■ **INSTRUCTIONS TO FOLLOW**:
Write out every entry exactly as given, but omit the pictures.

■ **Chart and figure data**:
--- Begin ---

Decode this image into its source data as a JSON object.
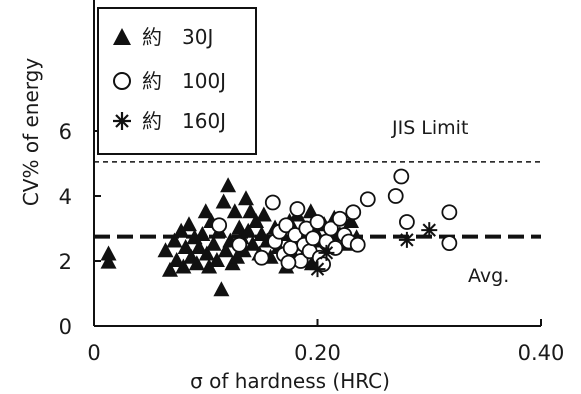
{
  "chart_data": {
    "type": "scatter",
    "title": "",
    "xlabel": "σ of hardness (HRC)",
    "ylabel": "CV% of energy",
    "xlim": [
      0,
      0.4
    ],
    "ylim": [
      0,
      6.8
    ],
    "x_ticks": [
      0,
      0.2,
      0.4
    ],
    "x_tick_labels": [
      "0",
      "0.20",
      "0.40"
    ],
    "y_ticks": [
      0,
      2,
      4,
      6
    ],
    "y_tick_labels": [
      "0",
      "2",
      "4",
      "6"
    ],
    "grid": false,
    "legend_position": "top-left",
    "series": [
      {
        "name": "約　30J",
        "marker": "triangle",
        "color": "#111111",
        "points": [
          [
            0.013,
            2.2
          ],
          [
            0.013,
            1.95
          ],
          [
            0.064,
            2.3
          ],
          [
            0.068,
            1.7
          ],
          [
            0.072,
            2.6
          ],
          [
            0.074,
            2.0
          ],
          [
            0.078,
            2.9
          ],
          [
            0.08,
            1.8
          ],
          [
            0.082,
            2.4
          ],
          [
            0.085,
            3.1
          ],
          [
            0.087,
            2.1
          ],
          [
            0.09,
            2.7
          ],
          [
            0.092,
            1.9
          ],
          [
            0.094,
            2.4
          ],
          [
            0.097,
            2.8
          ],
          [
            0.1,
            3.5
          ],
          [
            0.101,
            2.2
          ],
          [
            0.103,
            1.8
          ],
          [
            0.105,
            3.2
          ],
          [
            0.107,
            2.5
          ],
          [
            0.11,
            2.0
          ],
          [
            0.112,
            2.9
          ],
          [
            0.114,
            1.1
          ],
          [
            0.116,
            3.8
          ],
          [
            0.118,
            2.3
          ],
          [
            0.12,
            4.3
          ],
          [
            0.122,
            2.6
          ],
          [
            0.124,
            1.9
          ],
          [
            0.126,
            3.5
          ],
          [
            0.128,
            2.1
          ],
          [
            0.13,
            3.0
          ],
          [
            0.132,
            2.7
          ],
          [
            0.134,
            2.3
          ],
          [
            0.136,
            3.9
          ],
          [
            0.138,
            2.9
          ],
          [
            0.14,
            3.5
          ],
          [
            0.142,
            2.5
          ],
          [
            0.145,
            3.2
          ],
          [
            0.148,
            2.2
          ],
          [
            0.15,
            2.8
          ],
          [
            0.152,
            3.4
          ],
          [
            0.155,
            2.6
          ],
          [
            0.158,
            2.1
          ],
          [
            0.162,
            3.0
          ],
          [
            0.165,
            2.4
          ],
          [
            0.168,
            2.8
          ],
          [
            0.172,
            1.8
          ],
          [
            0.175,
            3.2
          ],
          [
            0.178,
            2.5
          ],
          [
            0.182,
            3.4
          ],
          [
            0.186,
            2.7
          ],
          [
            0.19,
            2.3
          ],
          [
            0.194,
            3.5
          ],
          [
            0.198,
            2.9
          ],
          [
            0.202,
            2.6
          ],
          [
            0.206,
            3.1
          ],
          [
            0.21,
            2.4
          ],
          [
            0.215,
            3.3
          ],
          [
            0.22,
            2.8
          ],
          [
            0.225,
            2.5
          ],
          [
            0.23,
            3.2
          ],
          [
            0.235,
            2.7
          ],
          [
            0.195,
            1.9
          ],
          [
            0.178,
            2.2
          ]
        ]
      },
      {
        "name": "約　100J",
        "marker": "circle",
        "color": "#111111",
        "points": [
          [
            0.112,
            3.1
          ],
          [
            0.13,
            2.5
          ],
          [
            0.15,
            2.1
          ],
          [
            0.16,
            3.8
          ],
          [
            0.162,
            2.6
          ],
          [
            0.166,
            2.9
          ],
          [
            0.17,
            2.2
          ],
          [
            0.172,
            3.1
          ],
          [
            0.176,
            2.4
          ],
          [
            0.18,
            2.8
          ],
          [
            0.182,
            3.6
          ],
          [
            0.185,
            2.0
          ],
          [
            0.188,
            2.5
          ],
          [
            0.19,
            3.0
          ],
          [
            0.193,
            2.3
          ],
          [
            0.196,
            2.7
          ],
          [
            0.2,
            3.2
          ],
          [
            0.202,
            2.1
          ],
          [
            0.205,
            1.9
          ],
          [
            0.208,
            2.6
          ],
          [
            0.212,
            3.0
          ],
          [
            0.216,
            2.4
          ],
          [
            0.22,
            3.3
          ],
          [
            0.224,
            2.8
          ],
          [
            0.228,
            2.6
          ],
          [
            0.232,
            3.5
          ],
          [
            0.236,
            2.5
          ],
          [
            0.245,
            3.9
          ],
          [
            0.27,
            4.0
          ],
          [
            0.275,
            4.6
          ],
          [
            0.28,
            3.2
          ],
          [
            0.318,
            3.5
          ],
          [
            0.318,
            2.55
          ],
          [
            0.174,
            1.95
          ]
        ]
      },
      {
        "name": "約　160J",
        "marker": "star",
        "color": "#111111",
        "points": [
          [
            0.2,
            1.75
          ],
          [
            0.208,
            2.25
          ],
          [
            0.28,
            2.65
          ],
          [
            0.3,
            2.95
          ]
        ]
      }
    ],
    "reference_lines": [
      {
        "name": "JIS Limit",
        "y": 5.05,
        "style": "dashed-thin"
      },
      {
        "name": "Avg.",
        "y": 2.75,
        "style": "dashed-thick"
      }
    ]
  }
}
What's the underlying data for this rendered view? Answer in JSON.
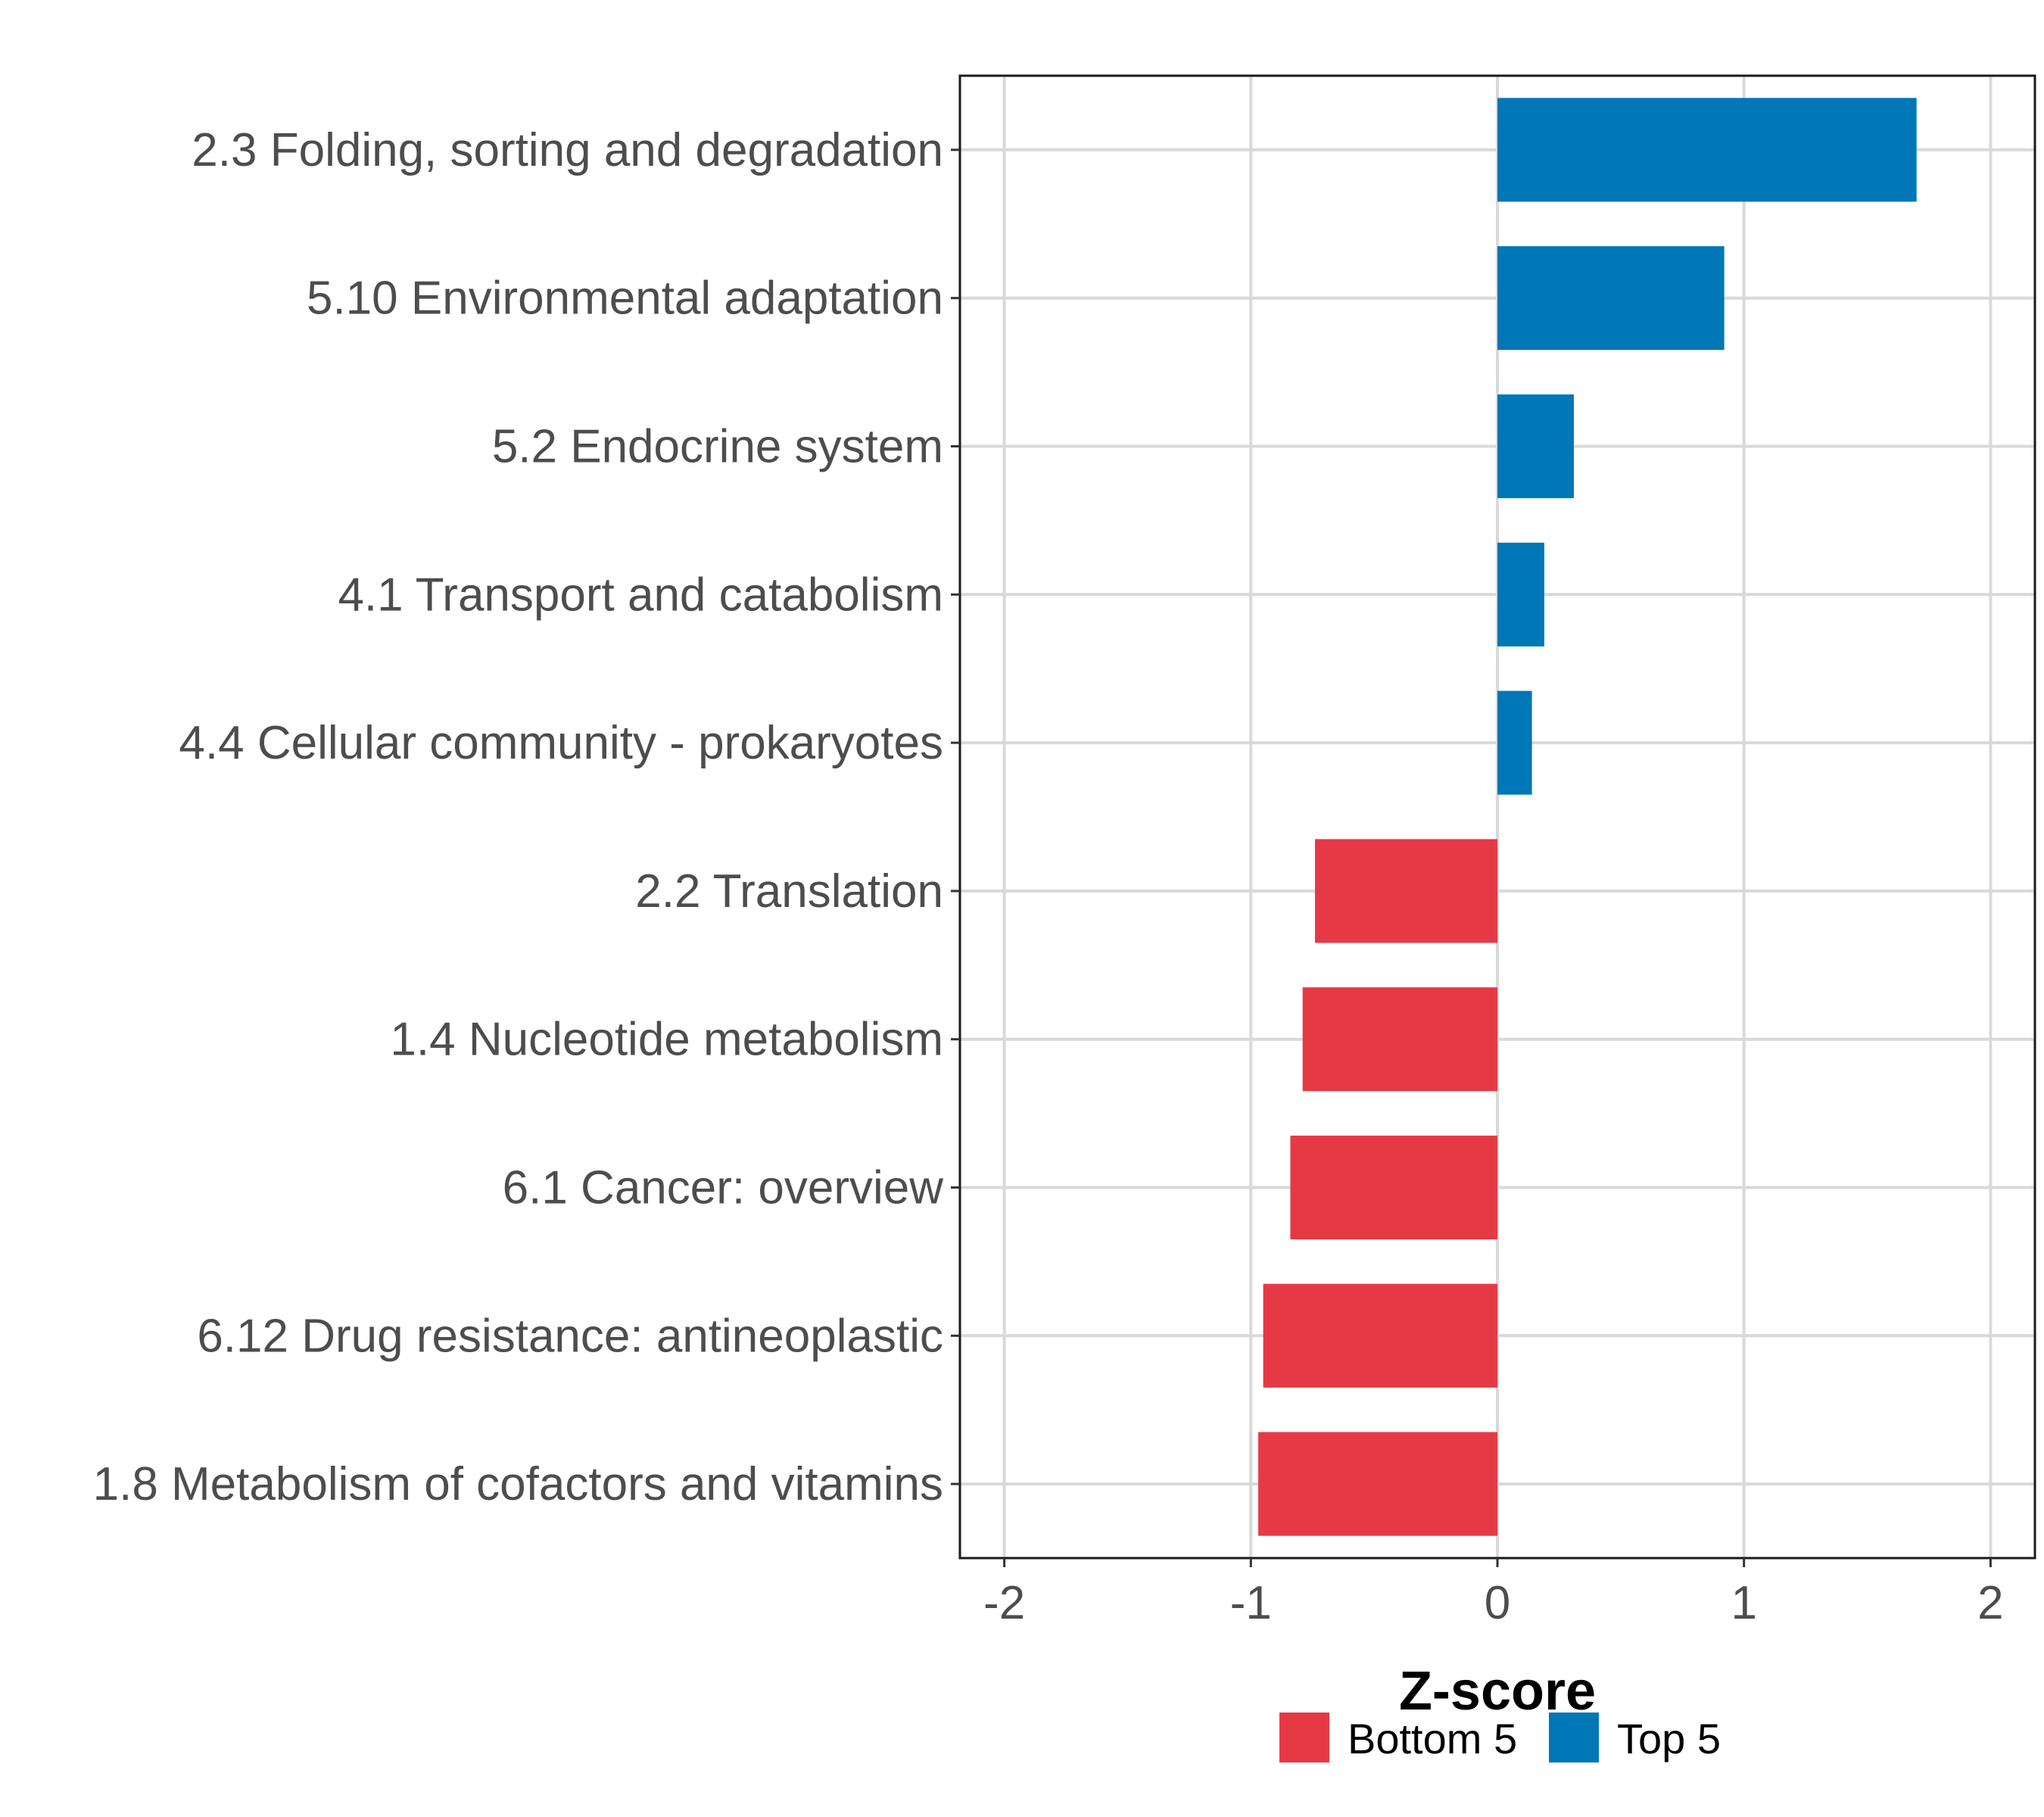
{
  "chart_data": {
    "type": "bar",
    "orientation": "horizontal",
    "title": "",
    "xlabel": "Z-score",
    "ylabel": "",
    "xlim": [
      -2.18,
      2.18
    ],
    "xticks": [
      -2,
      -1,
      0,
      1,
      2
    ],
    "xtick_labels": [
      "-2",
      "-1",
      "0",
      "1",
      "2"
    ],
    "grid": true,
    "legend_position": "bottom",
    "categories": [
      "2.3 Folding, sorting and degradation",
      "5.10 Environmental adaptation",
      "5.2 Endocrine system",
      "4.1 Transport and catabolism",
      "4.4 Cellular community - prokaryotes",
      "2.2 Translation",
      "1.4 Nucleotide metabolism",
      "6.1 Cancer: overview",
      "6.12 Drug resistance: antineoplastic",
      "1.8 Metabolism of cofactors and vitamins"
    ],
    "values": [
      1.7,
      0.92,
      0.31,
      0.19,
      0.14,
      -0.74,
      -0.79,
      -0.84,
      -0.95,
      -0.97
    ],
    "groups": [
      "Top 5",
      "Top 5",
      "Top 5",
      "Top 5",
      "Top 5",
      "Bottom 5",
      "Bottom 5",
      "Bottom 5",
      "Bottom 5",
      "Bottom 5"
    ],
    "legend": [
      {
        "name": "Bottom 5",
        "color": "#e63946"
      },
      {
        "name": "Top 5",
        "color": "#0077b6"
      }
    ]
  }
}
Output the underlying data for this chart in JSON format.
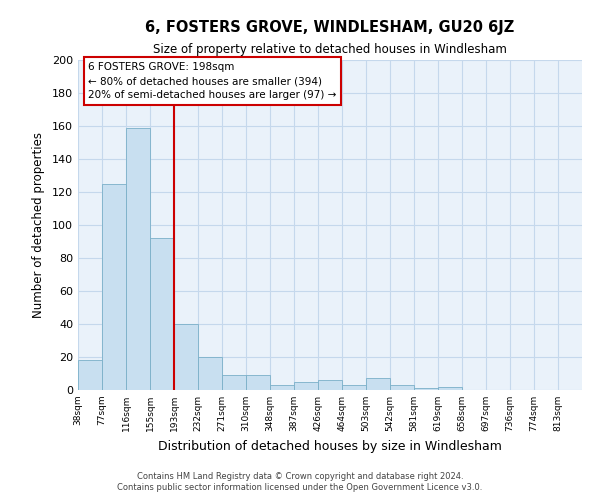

--- End ---

■ **CORRECT RESPONSE**:
Decode this image into its source data as a JSON object.
{
  "chart_data": {
    "type": "scatter",
    "title": "",
    "xlabel": "σ of hardness (HRC)",
    "ylabel": "CV% of energy",
    "xlim": [
      0,
      0.4
    ],
    "ylim": [
      0,
      6.8
    ],
    "x_ticks": [
      0,
      0.2,
      0.4
    ],
    "x_tick_labels": [
      "0",
      "0.20",
      "0.40"
    ],
    "y_ticks": [
      0,
      2,
      4,
      6
    ],
    "y_tick_labels": [
      "0",
      "2",
      "4",
      "6"
    ],
    "grid": false,
    "legend_position": "top-left",
    "series": [
      {
        "name": "約　30J",
        "marker": "triangle",
        "color": "#111111",
        "points": [
          [
            0.013,
            2.2
          ],
          [
            0.013,
            1.95
          ],
          [
            0.064,
            2.3
          ],
          [
            0.068,
            1.7
          ],
          [
            0.072,
            2.6
          ],
          [
            0.074,
            2.0
          ],
          [
            0.078,
            2.9
          ],
          [
            0.08,
            1.8
          ],
          [
            0.082,
            2.4
          ],
          [
            0.085,
            3.1
          ],
          [
            0.087,
            2.1
          ],
          [
            0.09,
            2.7
          ],
          [
            0.092,
            1.9
          ],
          [
            0.094,
            2.4
          ],
          [
            0.097,
            2.8
          ],
          [
            0.1,
            3.5
          ],
          [
            0.101,
            2.2
          ],
          [
            0.103,
            1.8
          ],
          [
            0.105,
            3.2
          ],
          [
            0.107,
            2.5
          ],
          [
            0.11,
            2.0
          ],
          [
            0.112,
            2.9
          ],
          [
            0.114,
            1.1
          ],
          [
            0.116,
            3.8
          ],
          [
            0.118,
            2.3
          ],
          [
            0.12,
            4.3
          ],
          [
            0.122,
            2.6
          ],
          [
            0.124,
            1.9
          ],
          [
            0.126,
            3.5
          ],
          [
            0.128,
            2.1
          ],
          [
            0.13,
            3.0
          ],
          [
            0.132,
            2.7
          ],
          [
            0.134,
            2.3
          ],
          [
            0.136,
            3.9
          ],
          [
            0.138,
            2.9
          ],
          [
            0.14,
            3.5
          ],
          [
            0.142,
            2.5
          ],
          [
            0.145,
            3.2
          ],
          [
            0.148,
            2.2
          ],
          [
            0.15,
            2.8
          ],
          [
            0.152,
            3.4
          ],
          [
            0.155,
            2.6
          ],
          [
            0.158,
            2.1
          ],
          [
            0.162,
            3.0
          ],
          [
            0.165,
            2.4
          ],
          [
            0.168,
            2.8
          ],
          [
            0.172,
            1.8
          ],
          [
            0.175,
            3.2
          ],
          [
            0.178,
            2.5
          ],
          [
            0.182,
            3.4
          ],
          [
            0.186,
            2.7
          ],
          [
            0.19,
            2.3
          ],
          [
            0.194,
            3.5
          ],
          [
            0.198,
            2.9
          ],
          [
            0.202,
            2.6
          ],
          [
            0.206,
            3.1
          ],
          [
            0.21,
            2.4
          ],
          [
            0.215,
            3.3
          ],
          [
            0.22,
            2.8
          ],
          [
            0.225,
            2.5
          ],
          [
            0.23,
            3.2
          ],
          [
            0.235,
            2.7
          ],
          [
            0.195,
            1.9
          ],
          [
            0.178,
            2.2
          ]
        ]
      },
      {
        "name": "約　100J",
        "marker": "circle",
        "color": "#111111",
        "points": [
          [
            0.112,
            3.1
          ],
          [
            0.13,
            2.5
          ],
          [
            0.15,
            2.1
          ],
          [
            0.16,
            3.8
          ],
          [
            0.162,
            2.6
          ],
          [
            0.166,
            2.9
          ],
          [
            0.17,
            2.2
          ],
          [
            0.172,
            3.1
          ],
          [
            0.176,
            2.4
          ],
          [
            0.18,
            2.8
          ],
          [
            0.182,
            3.6
          ],
          [
            0.185,
            2.0
          ],
          [
            0.188,
            2.5
          ],
          [
            0.19,
            3.0
          ],
          [
            0.193,
            2.3
          ],
          [
            0.196,
            2.7
          ],
          [
            0.2,
            3.2
          ],
          [
            0.202,
            2.1
          ],
          [
            0.205,
            1.9
          ],
          [
            0.208,
            2.6
          ],
          [
            0.212,
            3.0
          ],
          [
            0.216,
            2.4
          ],
          [
            0.22,
            3.3
          ],
          [
            0.224,
            2.8
          ],
          [
            0.228,
            2.6
          ],
          [
            0.232,
            3.5
          ],
          [
            0.236,
            2.5
          ],
          [
            0.245,
            3.9
          ],
          [
            0.27,
            4.0
          ],
          [
            0.275,
            4.6
          ],
          [
            0.28,
            3.2
          ],
          [
            0.318,
            3.5
          ],
          [
            0.318,
            2.55
          ],
          [
            0.174,
            1.95
          ]
        ]
      },
      {
        "name": "約　160J",
        "marker": "star",
        "color": "#111111",
        "points": [
          [
            0.2,
            1.75
          ],
          [
            0.208,
            2.25
          ],
          [
            0.28,
            2.65
          ],
          [
            0.3,
            2.95
          ]
        ]
      }
    ],
    "reference_lines": [
      {
        "name": "JIS Limit",
        "y": 5.05,
        "style": "dashed-thin"
      },
      {
        "name": "Avg.",
        "y": 2.75,
        "style": "dashed-thick"
      }
    ]
  }
}
What's the underlying data for this rendered view? Answer in JSON.
{
  "chart_data": {
    "type": "bar",
    "orientation": "horizontal",
    "title": "",
    "xlabel": "Z-score",
    "ylabel": "",
    "xlim": [
      -2.18,
      2.18
    ],
    "xticks": [
      -2,
      -1,
      0,
      1,
      2
    ],
    "xtick_labels": [
      "-2",
      "-1",
      "0",
      "1",
      "2"
    ],
    "grid": true,
    "legend_position": "bottom",
    "categories": [
      "2.3 Folding, sorting and degradation",
      "5.10 Environmental adaptation",
      "5.2 Endocrine system",
      "4.1 Transport and catabolism",
      "4.4 Cellular community - prokaryotes",
      "2.2 Translation",
      "1.4 Nucleotide metabolism",
      "6.1 Cancer: overview",
      "6.12 Drug resistance: antineoplastic",
      "1.8 Metabolism of cofactors and vitamins"
    ],
    "values": [
      1.7,
      0.92,
      0.31,
      0.19,
      0.14,
      -0.74,
      -0.79,
      -0.84,
      -0.95,
      -0.97
    ],
    "groups": [
      "Top 5",
      "Top 5",
      "Top 5",
      "Top 5",
      "Top 5",
      "Bottom 5",
      "Bottom 5",
      "Bottom 5",
      "Bottom 5",
      "Bottom 5"
    ],
    "legend": [
      {
        "name": "Bottom 5",
        "color": "#e63946"
      },
      {
        "name": "Top 5",
        "color": "#0077b6"
      }
    ]
  }
}
Output the underlying data for this chart in JSON format.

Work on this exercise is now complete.